-- Start of Material for this exercise --

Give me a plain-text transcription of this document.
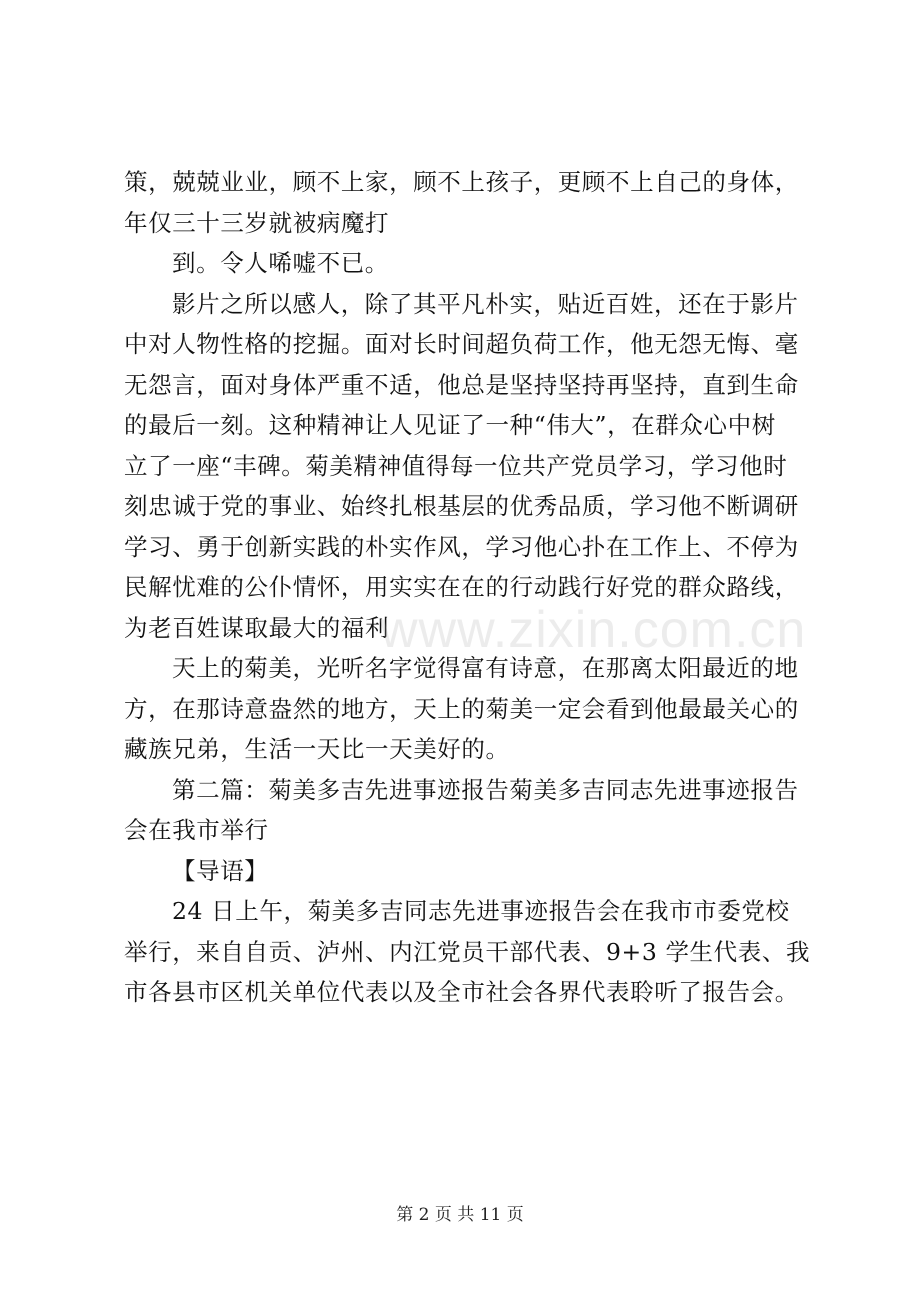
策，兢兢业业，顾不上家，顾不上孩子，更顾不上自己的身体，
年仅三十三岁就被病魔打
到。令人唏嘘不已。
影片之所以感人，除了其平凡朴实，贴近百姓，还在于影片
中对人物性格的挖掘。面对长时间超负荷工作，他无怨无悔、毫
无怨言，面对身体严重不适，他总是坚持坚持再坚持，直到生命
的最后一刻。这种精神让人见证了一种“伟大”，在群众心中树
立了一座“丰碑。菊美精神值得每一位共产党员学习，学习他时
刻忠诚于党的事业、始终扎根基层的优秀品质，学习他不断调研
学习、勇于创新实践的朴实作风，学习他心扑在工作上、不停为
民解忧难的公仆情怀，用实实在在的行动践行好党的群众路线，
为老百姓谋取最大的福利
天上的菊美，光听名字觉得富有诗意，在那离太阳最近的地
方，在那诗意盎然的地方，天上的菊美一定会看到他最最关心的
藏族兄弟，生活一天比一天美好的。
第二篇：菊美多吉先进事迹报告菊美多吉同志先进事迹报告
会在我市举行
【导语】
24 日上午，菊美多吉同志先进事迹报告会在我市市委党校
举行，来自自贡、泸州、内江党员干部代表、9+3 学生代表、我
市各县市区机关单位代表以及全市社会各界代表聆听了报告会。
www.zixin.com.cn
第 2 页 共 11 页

-- End of Material for this exercise --

■ **Task**:
None of the pictures should appear; repeat the records exactly otherwise.

■ **Solution for this exercise**:
Give me a plain-text transcription of this document.
策，兢兢业业，顾不上家，顾不上孩子，更顾不上自己的身体，
年仅三十三岁就被病魔打
到。令人唏嘘不已。
影片之所以感人，除了其平凡朴实，贴近百姓，还在于影片
中对人物性格的挖掘。面对长时间超负荷工作，他无怨无悔、毫
无怨言，面对身体严重不适，他总是坚持坚持再坚持，直到生命
的最后一刻。这种精神让人见证了一种“伟大”，在群众心中树
立了一座“丰碑。菊美精神值得每一位共产党员学习，学习他时
刻忠诚于党的事业、始终扎根基层的优秀品质，学习他不断调研
学习、勇于创新实践的朴实作风，学习他心扑在工作上、不停为
民解忧难的公仆情怀，用实实在在的行动践行好党的群众路线，
为老百姓谋取最大的福利
天上的菊美，光听名字觉得富有诗意，在那离太阳最近的地
方，在那诗意盎然的地方，天上的菊美一定会看到他最最关心的
藏族兄弟，生活一天比一天美好的。
第二篇：菊美多吉先进事迹报告菊美多吉同志先进事迹报告
会在我市举行
【导语】
24 日上午，菊美多吉同志先进事迹报告会在我市市委党校
举行，来自自贡、泸州、内江党员干部代表、9+3 学生代表、我
市各县市区机关单位代表以及全市社会各界代表聆听了报告会。
www.zixin.com.cn
第 2 页 共 11 页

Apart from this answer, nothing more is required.